Say how many lines include "семьей", with no words around the number.

EXTRACTED ENTRIES
===============
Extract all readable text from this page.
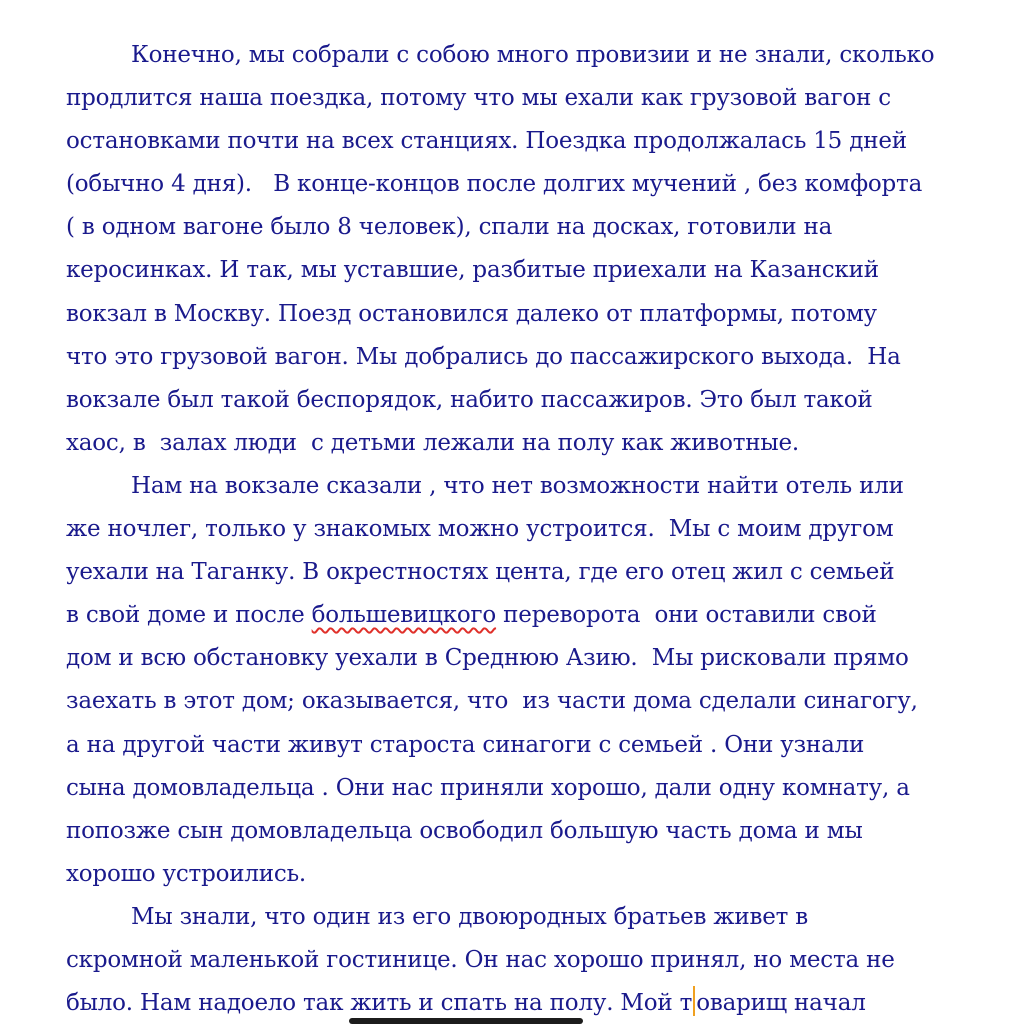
Конечно, мы собрали с собою много провизии и не знали, сколько
продлится наша поездка, потому что мы ехали как грузовой вагон с
остановками почти на всех станциях. Поездка продолжалась 15 дней
(обычно 4 дня).   В конце-концов после долгих мучений , без комфорта
( в одном вагоне было 8 человек), спали на досках, готовили на
керосинках. И так, мы уставшие, разбитые приехали на Казанский
вокзал в Москву. Поезд остановился далеко от платформы, потому
что это грузовой вагон. Мы добрались до пассажирского выхода.  На
вокзале был такой беспорядок, набито пассажиров. Это был такой
хаос, в  залах люди  с детьми лежали на полу как животные.
Нам на вокзале сказали , что нет возможности найти отель или
же ночлег, только у знакомых можно устроится.  Мы с моим другом
уехали на Таганку. В окрестностях цента, где его отец жил с семьей
в свой доме и после большевицкого переворота  они оставили свой
дом и всю обстановку уехали в Среднюю Азию.  Мы рисковали прямо
заехать в этот дом; оказывается, что  из части дома сделали синагогу,
а на другой части живут староста синагоги с семьей . Они узнали
сына домовладельца . Они нас приняли хорошо, дали одну комнату, а
попозже сын домовладельца освободил большую часть дома и мы
хорошо устроились.
Мы знали, что один из его двоюродных братьев живет в
скромной маленькой гостинице. Он нас хорошо принял, но места не
было. Нам надоело так жить и спать на полу. Мой т оварищ начал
===============
SOLUTION
2